- [The input]:

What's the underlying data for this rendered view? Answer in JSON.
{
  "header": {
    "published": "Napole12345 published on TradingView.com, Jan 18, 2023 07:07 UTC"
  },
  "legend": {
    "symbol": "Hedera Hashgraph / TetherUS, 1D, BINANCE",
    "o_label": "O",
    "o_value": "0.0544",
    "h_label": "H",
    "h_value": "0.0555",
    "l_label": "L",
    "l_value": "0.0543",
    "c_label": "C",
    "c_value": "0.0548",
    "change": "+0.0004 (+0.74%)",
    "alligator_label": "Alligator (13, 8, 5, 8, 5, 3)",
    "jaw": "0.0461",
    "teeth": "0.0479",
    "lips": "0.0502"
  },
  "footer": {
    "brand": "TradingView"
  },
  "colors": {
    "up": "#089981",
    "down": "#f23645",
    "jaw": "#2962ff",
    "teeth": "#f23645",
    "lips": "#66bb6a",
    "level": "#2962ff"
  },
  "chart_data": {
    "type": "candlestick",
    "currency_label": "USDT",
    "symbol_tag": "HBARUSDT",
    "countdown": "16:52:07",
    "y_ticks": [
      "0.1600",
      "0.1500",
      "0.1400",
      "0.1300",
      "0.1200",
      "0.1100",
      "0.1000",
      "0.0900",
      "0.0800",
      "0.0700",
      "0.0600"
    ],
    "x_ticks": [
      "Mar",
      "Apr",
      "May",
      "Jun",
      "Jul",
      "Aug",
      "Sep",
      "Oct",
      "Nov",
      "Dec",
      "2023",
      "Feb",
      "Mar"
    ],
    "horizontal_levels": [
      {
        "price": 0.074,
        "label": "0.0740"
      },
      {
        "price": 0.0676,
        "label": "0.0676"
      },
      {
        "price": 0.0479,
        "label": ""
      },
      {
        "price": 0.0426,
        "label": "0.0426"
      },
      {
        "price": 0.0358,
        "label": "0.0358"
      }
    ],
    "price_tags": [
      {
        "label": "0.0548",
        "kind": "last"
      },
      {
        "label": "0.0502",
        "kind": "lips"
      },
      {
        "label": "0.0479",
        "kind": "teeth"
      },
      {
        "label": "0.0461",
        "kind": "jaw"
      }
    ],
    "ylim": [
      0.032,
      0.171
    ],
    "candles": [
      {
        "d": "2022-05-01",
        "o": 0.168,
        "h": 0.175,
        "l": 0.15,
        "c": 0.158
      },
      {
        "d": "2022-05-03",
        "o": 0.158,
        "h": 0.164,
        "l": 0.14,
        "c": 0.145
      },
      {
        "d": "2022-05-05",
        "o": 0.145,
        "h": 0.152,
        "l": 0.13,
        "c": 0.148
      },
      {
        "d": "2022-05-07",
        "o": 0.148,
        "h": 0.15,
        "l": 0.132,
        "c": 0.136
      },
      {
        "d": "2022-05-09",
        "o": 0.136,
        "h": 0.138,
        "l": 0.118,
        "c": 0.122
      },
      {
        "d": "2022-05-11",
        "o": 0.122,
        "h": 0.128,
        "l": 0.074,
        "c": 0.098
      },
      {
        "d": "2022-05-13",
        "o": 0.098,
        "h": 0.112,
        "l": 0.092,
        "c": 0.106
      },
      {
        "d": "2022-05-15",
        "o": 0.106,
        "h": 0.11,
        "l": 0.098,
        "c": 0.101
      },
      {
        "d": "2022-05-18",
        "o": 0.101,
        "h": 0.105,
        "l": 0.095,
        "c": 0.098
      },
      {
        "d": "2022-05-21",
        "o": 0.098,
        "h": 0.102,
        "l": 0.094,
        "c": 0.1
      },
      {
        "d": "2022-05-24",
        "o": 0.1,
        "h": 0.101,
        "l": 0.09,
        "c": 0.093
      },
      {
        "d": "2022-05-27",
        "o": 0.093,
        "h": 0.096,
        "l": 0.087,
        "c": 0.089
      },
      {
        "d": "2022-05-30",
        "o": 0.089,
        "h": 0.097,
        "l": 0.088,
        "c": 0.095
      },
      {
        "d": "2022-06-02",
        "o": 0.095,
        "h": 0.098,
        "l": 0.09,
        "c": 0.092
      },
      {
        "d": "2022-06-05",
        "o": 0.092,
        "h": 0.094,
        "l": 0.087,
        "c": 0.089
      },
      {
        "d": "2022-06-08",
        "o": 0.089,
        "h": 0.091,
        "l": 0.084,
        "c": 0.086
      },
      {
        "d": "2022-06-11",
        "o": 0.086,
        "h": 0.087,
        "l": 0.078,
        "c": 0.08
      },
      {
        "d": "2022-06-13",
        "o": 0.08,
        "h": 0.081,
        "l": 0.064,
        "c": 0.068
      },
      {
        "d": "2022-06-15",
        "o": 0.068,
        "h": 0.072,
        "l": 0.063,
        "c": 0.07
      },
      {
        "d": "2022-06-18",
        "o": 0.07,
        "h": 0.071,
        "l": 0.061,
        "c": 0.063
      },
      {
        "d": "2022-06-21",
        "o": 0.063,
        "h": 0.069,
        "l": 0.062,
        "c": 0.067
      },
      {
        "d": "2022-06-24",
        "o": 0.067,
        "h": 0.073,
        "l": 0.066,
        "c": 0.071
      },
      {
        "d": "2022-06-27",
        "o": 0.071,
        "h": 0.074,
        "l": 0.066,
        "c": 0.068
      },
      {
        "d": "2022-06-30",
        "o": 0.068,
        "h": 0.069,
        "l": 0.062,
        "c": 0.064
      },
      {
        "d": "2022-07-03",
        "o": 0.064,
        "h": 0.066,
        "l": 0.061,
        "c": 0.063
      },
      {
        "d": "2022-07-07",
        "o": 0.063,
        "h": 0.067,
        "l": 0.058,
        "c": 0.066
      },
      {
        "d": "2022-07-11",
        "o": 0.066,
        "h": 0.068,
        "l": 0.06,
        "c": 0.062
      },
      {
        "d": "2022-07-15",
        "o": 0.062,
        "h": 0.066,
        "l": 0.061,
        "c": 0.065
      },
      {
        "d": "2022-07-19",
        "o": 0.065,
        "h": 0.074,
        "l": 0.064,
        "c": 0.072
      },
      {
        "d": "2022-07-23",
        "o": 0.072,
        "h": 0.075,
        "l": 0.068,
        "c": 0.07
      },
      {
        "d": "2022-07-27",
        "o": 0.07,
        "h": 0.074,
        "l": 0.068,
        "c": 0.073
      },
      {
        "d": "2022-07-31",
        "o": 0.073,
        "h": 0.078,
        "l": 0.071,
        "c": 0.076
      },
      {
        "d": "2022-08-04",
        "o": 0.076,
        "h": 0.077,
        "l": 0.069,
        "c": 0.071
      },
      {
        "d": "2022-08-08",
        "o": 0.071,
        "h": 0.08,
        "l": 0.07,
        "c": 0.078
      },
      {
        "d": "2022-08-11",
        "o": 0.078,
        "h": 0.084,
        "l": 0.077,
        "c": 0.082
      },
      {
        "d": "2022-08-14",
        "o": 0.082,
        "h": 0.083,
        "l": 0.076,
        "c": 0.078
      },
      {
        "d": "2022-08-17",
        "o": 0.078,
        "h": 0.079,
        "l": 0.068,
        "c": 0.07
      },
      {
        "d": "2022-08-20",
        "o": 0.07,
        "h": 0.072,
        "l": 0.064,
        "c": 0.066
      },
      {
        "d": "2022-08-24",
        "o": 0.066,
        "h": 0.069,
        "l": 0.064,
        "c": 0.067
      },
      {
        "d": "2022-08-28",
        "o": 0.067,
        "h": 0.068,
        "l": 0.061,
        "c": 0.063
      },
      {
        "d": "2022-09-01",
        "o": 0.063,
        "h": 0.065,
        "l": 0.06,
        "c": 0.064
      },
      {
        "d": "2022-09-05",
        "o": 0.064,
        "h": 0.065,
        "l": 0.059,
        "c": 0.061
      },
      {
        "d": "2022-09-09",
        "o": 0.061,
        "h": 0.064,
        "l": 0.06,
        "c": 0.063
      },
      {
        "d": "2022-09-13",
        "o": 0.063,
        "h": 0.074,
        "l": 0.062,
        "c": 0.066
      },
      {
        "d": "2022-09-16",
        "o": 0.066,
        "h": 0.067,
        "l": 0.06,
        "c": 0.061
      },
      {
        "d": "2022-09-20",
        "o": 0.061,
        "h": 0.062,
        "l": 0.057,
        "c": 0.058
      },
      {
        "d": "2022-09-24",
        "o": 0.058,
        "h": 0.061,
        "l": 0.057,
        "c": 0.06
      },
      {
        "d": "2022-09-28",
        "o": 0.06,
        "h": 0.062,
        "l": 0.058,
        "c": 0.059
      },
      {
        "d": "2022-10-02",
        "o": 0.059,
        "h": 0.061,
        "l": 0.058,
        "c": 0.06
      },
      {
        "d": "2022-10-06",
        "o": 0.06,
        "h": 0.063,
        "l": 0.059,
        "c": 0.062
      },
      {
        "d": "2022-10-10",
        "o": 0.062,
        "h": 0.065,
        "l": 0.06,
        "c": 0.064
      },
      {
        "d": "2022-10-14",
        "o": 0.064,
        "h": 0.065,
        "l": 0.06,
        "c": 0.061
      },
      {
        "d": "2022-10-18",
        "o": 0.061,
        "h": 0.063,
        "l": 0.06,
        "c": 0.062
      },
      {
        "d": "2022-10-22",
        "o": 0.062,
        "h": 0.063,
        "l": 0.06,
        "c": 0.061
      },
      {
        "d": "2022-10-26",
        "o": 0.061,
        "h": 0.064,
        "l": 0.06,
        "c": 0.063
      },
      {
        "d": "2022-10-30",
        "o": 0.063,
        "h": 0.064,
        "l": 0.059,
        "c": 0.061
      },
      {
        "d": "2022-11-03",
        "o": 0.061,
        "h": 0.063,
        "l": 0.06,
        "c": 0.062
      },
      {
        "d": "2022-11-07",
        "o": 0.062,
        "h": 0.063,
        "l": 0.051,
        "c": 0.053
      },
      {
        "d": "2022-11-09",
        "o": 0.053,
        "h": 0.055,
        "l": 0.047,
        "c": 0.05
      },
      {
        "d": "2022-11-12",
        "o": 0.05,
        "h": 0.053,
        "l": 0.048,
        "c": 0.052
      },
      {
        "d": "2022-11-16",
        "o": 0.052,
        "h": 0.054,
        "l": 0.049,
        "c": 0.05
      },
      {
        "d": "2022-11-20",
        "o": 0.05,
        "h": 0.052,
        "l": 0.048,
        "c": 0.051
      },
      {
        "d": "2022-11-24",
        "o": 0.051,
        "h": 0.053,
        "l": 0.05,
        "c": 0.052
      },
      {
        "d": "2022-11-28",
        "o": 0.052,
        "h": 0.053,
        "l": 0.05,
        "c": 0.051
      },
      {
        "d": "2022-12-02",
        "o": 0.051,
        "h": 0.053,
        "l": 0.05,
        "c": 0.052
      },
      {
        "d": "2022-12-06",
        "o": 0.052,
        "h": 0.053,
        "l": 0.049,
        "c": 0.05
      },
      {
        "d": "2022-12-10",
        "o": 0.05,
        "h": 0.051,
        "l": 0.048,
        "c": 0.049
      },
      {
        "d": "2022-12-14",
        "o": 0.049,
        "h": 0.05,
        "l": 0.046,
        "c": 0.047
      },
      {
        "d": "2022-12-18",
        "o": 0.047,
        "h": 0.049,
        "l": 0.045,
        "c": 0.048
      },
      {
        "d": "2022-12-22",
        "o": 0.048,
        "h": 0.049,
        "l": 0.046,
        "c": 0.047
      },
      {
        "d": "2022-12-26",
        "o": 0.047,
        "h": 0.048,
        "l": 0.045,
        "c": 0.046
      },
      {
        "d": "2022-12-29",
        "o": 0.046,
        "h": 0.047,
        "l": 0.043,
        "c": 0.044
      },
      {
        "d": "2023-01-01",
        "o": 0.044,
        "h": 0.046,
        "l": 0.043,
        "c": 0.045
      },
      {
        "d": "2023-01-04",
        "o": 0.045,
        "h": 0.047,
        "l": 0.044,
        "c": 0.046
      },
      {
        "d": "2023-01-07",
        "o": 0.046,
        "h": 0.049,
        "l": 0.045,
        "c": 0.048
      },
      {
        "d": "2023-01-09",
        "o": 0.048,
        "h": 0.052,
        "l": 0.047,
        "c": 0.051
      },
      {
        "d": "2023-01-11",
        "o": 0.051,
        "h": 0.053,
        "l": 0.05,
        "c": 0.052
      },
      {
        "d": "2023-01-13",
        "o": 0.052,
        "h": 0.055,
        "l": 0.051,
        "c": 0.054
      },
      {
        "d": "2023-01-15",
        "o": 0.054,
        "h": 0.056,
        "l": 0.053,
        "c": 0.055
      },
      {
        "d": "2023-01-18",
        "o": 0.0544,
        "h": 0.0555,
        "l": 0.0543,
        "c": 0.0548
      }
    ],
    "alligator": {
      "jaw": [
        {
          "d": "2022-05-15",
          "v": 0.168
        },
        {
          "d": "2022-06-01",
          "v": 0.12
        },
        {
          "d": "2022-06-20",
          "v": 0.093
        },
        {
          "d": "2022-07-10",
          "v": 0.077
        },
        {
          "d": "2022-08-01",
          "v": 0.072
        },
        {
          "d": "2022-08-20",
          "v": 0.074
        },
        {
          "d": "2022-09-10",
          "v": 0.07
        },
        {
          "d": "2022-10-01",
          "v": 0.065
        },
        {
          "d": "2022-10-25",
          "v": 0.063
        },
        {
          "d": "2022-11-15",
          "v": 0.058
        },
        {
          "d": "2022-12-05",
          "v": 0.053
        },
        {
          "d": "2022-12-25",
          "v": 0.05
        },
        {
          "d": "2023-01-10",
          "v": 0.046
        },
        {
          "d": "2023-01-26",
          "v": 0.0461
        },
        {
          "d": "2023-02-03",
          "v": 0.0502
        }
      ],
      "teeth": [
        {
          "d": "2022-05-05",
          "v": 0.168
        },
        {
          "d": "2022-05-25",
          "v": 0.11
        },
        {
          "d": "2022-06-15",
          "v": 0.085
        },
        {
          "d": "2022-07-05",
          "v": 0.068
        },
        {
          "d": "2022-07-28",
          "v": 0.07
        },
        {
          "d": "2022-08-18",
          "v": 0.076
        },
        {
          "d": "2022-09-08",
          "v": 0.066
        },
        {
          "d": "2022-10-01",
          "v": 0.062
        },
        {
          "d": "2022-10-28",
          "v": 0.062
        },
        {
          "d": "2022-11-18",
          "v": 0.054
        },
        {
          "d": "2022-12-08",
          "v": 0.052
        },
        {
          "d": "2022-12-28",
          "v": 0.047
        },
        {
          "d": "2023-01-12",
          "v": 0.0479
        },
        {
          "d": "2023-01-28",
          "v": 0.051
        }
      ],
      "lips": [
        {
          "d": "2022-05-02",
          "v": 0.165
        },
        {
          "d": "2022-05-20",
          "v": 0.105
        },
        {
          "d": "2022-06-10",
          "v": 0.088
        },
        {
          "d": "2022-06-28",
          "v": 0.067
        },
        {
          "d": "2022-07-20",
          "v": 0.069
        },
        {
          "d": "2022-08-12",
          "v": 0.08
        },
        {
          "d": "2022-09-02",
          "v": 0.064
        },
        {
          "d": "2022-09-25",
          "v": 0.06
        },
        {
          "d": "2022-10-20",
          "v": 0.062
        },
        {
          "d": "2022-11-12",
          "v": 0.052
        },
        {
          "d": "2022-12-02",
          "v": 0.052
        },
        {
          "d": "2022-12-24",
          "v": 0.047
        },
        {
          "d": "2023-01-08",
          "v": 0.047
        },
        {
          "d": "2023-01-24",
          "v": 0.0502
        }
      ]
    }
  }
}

- [Do this]: Find the lines containing "teeth" and list every one of them.

- [Finished task]:
    "teeth": "0.0479",
    "teeth": "#f23645",
        "kind": "teeth"
      "teeth": [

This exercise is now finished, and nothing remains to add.